:: Challenge ::
What is needed is the run of lines from the one with "Give me a plain-text" through the close of the data, set down exactly.

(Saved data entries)
* * *

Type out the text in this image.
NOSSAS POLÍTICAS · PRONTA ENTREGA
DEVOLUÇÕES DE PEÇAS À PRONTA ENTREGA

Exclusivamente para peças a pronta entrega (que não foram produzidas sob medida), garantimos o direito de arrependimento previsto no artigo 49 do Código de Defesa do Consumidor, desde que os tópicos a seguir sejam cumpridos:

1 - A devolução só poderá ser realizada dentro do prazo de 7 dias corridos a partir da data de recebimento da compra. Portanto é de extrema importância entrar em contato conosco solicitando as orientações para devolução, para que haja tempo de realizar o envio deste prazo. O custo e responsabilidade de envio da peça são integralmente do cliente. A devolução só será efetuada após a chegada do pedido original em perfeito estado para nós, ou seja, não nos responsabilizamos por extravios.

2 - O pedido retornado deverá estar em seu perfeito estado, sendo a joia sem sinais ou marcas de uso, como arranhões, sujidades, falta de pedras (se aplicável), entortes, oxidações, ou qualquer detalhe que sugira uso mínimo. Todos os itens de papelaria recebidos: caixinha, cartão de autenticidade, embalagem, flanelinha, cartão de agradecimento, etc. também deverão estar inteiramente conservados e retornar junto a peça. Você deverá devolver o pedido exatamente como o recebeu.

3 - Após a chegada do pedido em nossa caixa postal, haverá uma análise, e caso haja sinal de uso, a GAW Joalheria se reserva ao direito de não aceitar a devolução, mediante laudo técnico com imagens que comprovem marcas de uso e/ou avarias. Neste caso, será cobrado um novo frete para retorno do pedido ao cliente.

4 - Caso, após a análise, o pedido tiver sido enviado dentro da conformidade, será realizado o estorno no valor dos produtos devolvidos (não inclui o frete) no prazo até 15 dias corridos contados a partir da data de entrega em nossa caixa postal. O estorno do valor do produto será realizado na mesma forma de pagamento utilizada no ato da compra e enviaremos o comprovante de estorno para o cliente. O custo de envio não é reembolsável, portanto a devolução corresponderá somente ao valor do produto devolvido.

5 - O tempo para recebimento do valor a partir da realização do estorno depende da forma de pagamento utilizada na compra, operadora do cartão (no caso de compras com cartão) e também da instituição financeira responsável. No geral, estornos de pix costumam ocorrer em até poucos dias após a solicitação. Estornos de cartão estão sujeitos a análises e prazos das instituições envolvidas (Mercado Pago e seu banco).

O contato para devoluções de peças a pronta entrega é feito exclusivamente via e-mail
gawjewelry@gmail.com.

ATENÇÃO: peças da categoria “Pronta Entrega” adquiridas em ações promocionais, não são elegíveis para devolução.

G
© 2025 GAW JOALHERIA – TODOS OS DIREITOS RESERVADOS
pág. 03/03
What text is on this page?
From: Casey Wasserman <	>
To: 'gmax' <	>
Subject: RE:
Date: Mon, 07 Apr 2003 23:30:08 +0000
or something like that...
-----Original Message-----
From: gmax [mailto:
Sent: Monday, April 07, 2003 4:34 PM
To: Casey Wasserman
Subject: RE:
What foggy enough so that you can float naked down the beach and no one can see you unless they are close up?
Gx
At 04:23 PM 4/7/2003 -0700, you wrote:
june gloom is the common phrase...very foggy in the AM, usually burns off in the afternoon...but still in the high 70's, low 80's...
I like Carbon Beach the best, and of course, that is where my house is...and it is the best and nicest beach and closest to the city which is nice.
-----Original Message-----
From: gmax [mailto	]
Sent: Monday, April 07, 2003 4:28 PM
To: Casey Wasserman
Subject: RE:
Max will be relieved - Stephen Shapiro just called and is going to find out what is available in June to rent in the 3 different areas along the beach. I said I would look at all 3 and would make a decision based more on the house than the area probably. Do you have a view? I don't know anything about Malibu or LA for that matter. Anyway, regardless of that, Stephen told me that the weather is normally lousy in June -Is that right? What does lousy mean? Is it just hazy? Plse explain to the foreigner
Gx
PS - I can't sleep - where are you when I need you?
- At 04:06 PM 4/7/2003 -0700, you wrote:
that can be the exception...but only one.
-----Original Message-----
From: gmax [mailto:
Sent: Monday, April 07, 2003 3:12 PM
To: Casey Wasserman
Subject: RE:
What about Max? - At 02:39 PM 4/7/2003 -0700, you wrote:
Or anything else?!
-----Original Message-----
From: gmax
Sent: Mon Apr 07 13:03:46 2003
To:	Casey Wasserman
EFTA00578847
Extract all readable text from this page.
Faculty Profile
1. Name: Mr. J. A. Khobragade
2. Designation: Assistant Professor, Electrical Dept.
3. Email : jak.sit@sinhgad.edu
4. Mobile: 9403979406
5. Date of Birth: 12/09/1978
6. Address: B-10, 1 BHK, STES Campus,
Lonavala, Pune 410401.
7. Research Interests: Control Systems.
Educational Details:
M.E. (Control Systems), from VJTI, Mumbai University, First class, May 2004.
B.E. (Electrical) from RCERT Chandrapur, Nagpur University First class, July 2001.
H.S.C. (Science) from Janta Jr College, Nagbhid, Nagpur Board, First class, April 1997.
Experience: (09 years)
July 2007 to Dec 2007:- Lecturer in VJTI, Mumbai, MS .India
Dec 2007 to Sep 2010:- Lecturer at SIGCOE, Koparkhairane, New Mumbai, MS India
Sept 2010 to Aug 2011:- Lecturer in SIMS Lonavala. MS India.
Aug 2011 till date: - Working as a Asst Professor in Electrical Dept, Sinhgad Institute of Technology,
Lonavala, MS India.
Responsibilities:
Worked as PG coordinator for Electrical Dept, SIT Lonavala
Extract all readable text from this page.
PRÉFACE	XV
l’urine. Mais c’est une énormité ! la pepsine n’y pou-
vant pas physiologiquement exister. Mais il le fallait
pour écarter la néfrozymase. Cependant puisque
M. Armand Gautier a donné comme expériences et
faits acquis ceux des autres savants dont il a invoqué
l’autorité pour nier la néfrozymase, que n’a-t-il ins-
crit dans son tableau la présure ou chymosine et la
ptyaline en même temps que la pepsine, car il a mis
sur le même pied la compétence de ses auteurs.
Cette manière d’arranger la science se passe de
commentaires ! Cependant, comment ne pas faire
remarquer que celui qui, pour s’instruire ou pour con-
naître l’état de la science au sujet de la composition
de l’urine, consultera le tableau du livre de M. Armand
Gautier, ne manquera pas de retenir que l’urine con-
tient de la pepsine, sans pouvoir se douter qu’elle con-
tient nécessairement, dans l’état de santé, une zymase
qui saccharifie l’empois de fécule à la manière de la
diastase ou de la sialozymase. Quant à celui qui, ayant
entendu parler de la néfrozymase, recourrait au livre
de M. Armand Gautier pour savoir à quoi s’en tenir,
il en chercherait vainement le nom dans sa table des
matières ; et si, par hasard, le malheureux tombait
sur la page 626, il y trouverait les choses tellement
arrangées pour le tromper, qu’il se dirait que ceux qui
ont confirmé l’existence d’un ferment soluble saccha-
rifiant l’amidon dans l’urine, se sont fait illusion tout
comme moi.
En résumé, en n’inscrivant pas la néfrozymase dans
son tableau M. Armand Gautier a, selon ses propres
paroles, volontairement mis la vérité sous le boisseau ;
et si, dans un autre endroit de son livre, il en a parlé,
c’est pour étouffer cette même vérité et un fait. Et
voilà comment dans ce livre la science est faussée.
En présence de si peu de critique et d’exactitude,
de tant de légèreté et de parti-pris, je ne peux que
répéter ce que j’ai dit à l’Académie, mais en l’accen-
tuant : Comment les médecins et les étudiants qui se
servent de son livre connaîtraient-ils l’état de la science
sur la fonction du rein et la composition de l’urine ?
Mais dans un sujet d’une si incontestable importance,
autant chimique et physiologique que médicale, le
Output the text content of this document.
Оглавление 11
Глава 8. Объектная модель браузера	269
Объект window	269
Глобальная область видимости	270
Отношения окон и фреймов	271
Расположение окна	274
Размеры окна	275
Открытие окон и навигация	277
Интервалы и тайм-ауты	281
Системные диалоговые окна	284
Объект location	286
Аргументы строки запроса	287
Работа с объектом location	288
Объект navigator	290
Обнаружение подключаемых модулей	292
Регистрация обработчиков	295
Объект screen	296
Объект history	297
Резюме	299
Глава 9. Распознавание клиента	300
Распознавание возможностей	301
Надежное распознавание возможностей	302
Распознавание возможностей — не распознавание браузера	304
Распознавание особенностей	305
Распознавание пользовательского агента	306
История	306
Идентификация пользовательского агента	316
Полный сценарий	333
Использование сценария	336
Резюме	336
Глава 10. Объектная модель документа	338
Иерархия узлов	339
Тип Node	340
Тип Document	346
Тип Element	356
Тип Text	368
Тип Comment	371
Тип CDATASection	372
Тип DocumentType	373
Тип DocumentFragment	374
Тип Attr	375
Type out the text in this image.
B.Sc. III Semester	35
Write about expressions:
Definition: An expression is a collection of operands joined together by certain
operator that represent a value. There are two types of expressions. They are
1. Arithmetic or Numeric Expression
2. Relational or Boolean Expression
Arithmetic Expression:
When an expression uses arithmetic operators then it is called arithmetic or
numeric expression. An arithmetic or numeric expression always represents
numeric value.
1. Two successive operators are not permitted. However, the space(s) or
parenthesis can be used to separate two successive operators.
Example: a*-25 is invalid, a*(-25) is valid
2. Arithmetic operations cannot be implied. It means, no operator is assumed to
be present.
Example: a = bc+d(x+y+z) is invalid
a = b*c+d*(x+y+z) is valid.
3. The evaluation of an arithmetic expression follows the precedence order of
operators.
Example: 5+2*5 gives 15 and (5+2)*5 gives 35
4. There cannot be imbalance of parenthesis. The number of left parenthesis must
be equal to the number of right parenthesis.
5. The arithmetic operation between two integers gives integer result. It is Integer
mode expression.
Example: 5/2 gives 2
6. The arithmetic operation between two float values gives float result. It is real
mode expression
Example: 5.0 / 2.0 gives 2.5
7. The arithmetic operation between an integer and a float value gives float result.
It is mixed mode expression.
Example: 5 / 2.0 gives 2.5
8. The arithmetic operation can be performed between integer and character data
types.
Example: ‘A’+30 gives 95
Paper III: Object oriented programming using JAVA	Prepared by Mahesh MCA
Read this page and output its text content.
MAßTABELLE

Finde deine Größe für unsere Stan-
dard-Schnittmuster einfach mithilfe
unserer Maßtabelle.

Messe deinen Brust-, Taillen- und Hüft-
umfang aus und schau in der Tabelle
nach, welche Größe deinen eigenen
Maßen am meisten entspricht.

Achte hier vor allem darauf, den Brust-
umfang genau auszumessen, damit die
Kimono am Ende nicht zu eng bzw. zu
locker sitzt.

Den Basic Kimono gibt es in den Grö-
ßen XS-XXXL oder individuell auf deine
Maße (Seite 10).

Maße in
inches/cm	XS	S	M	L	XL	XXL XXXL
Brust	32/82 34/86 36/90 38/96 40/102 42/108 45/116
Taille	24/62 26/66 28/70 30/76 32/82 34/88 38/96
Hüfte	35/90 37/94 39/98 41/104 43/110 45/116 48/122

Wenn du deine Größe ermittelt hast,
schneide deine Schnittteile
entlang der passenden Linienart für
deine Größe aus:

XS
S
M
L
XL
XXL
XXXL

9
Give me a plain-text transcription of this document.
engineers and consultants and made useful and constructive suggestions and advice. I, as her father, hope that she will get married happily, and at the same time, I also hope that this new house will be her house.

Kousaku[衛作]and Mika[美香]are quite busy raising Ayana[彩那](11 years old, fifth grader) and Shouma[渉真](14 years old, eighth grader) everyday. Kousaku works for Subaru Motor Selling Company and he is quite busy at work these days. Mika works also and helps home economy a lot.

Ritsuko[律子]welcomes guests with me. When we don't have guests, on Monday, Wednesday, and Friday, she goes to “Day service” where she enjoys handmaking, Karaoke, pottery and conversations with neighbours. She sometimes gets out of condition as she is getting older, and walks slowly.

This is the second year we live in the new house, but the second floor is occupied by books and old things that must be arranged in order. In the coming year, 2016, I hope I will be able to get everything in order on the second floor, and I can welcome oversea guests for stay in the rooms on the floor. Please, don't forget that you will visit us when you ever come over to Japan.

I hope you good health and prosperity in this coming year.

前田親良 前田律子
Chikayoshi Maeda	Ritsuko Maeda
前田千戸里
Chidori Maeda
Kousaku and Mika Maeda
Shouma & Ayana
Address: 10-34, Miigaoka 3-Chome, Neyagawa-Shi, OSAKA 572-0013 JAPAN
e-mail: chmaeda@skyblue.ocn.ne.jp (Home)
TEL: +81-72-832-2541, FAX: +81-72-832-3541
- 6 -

* * *

:: Output of the exercise ::
Give me a plain-text transcription of this document.
engineers and consultants and made useful and constructive suggestions and advice. I, as her father, hope that she will get married happily, and at the same time, I also hope that this new house will be her house.

Kousaku[衛作]and Mika[美香]are quite busy raising Ayana[彩那](11 years old, fifth grader) and Shouma[渉真](14 years old, eighth grader) everyday. Kousaku works for Subaru Motor Selling Company and he is quite busy at work these days. Mika works also and helps home economy a lot.

Ritsuko[律子]welcomes guests with me. When we don't have guests, on Monday, Wednesday, and Friday, she goes to “Day service” where she enjoys handmaking, Karaoke, pottery and conversations with neighbours. She sometimes gets out of condition as she is getting older, and walks slowly.

This is the second year we live in the new house, but the second floor is occupied by books and old things that must be arranged in order. In the coming year, 2016, I hope I will be able to get everything in order on the second floor, and I can welcome oversea guests for stay in the rooms on the floor. Please, don't forget that you will visit us when you ever come over to Japan.

I hope you good health and prosperity in this coming year.

前田親良 前田律子
Chikayoshi Maeda	Ritsuko Maeda
前田千戸里
Chidori Maeda
Kousaku and Mika Maeda
Shouma & Ayana
Address: 10-34, Miigaoka 3-Chome, Neyagawa-Shi, OSAKA 572-0013 JAPAN
e-mail: chmaeda@skyblue.ocn.ne.jp (Home)
TEL: +81-72-832-2541, FAX: +81-72-832-3541
- 6 -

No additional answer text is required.